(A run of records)
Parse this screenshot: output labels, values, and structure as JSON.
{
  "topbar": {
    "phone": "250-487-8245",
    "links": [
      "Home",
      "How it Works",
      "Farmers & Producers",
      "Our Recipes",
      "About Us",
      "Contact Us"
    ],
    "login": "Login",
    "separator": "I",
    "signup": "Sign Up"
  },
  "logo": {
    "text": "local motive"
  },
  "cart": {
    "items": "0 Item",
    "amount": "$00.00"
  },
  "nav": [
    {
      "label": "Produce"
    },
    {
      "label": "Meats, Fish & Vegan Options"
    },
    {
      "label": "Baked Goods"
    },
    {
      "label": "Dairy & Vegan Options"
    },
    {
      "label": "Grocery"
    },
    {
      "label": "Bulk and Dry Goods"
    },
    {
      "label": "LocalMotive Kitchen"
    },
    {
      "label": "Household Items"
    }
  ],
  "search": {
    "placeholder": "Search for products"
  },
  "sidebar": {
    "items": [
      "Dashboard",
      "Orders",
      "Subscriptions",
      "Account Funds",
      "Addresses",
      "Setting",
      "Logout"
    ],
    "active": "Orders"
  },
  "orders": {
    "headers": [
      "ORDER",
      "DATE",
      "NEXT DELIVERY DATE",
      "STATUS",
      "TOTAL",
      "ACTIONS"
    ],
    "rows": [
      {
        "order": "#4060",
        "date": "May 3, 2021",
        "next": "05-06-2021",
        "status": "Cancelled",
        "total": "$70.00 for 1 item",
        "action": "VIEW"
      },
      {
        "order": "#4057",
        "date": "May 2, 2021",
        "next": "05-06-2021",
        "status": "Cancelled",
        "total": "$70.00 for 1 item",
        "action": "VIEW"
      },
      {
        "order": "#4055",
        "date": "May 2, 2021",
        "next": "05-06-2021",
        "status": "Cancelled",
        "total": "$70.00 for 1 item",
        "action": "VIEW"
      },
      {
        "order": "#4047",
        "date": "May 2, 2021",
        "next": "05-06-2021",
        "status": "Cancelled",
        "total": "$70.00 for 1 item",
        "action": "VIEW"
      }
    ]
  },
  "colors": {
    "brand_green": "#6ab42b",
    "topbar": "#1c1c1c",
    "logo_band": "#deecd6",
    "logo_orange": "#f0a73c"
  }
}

_WHAT IS ASKED_. Transcribe every entry exactly.

_TASK ANSWER_.
Parse this screenshot: output labels, values, and structure as JSON.
{
  "topbar": {
    "phone": "250-487-8245",
    "links": [
      "Home",
      "How it Works",
      "Farmers & Producers",
      "Our Recipes",
      "About Us",
      "Contact Us"
    ],
    "login": "Login",
    "separator": "I",
    "signup": "Sign Up"
  },
  "logo": {
    "text": "local motive"
  },
  "cart": {
    "items": "0 Item",
    "amount": "$00.00"
  },
  "nav": [
    {
      "label": "Produce"
    },
    {
      "label": "Meats, Fish & Vegan Options"
    },
    {
      "label": "Baked Goods"
    },
    {
      "label": "Dairy & Vegan Options"
    },
    {
      "label": "Grocery"
    },
    {
      "label": "Bulk and Dry Goods"
    },
    {
      "label": "LocalMotive Kitchen"
    },
    {
      "label": "Household Items"
    }
  ],
  "search": {
    "placeholder": "Search for products"
  },
  "sidebar": {
    "items": [
      "Dashboard",
      "Orders",
      "Subscriptions",
      "Account Funds",
      "Addresses",
      "Setting",
      "Logout"
    ],
    "active": "Orders"
  },
  "orders": {
    "headers": [
      "ORDER",
      "DATE",
      "NEXT DELIVERY DATE",
      "STATUS",
      "TOTAL",
      "ACTIONS"
    ],
    "rows": [
      {
        "order": "#4060",
        "date": "May 3, 2021",
        "next": "05-06-2021",
        "status": "Cancelled",
        "total": "$70.00 for 1 item",
        "action": "VIEW"
      },
      {
        "order": "#4057",
        "date": "May 2, 2021",
        "next": "05-06-2021",
        "status": "Cancelled",
        "total": "$70.00 for 1 item",
        "action": "VIEW"
      },
      {
        "order": "#4055",
        "date": "May 2, 2021",
        "next": "05-06-2021",
        "status": "Cancelled",
        "total": "$70.00 for 1 item",
        "action": "VIEW"
      },
      {
        "order": "#4047",
        "date": "May 2, 2021",
        "next": "05-06-2021",
        "status": "Cancelled",
        "total": "$70.00 for 1 item",
        "action": "VIEW"
      }
    ]
  },
  "colors": {
    "brand_green": "#6ab42b",
    "topbar": "#1c1c1c",
    "logo_band": "#deecd6",
    "logo_orange": "#f0a73c"
  }
}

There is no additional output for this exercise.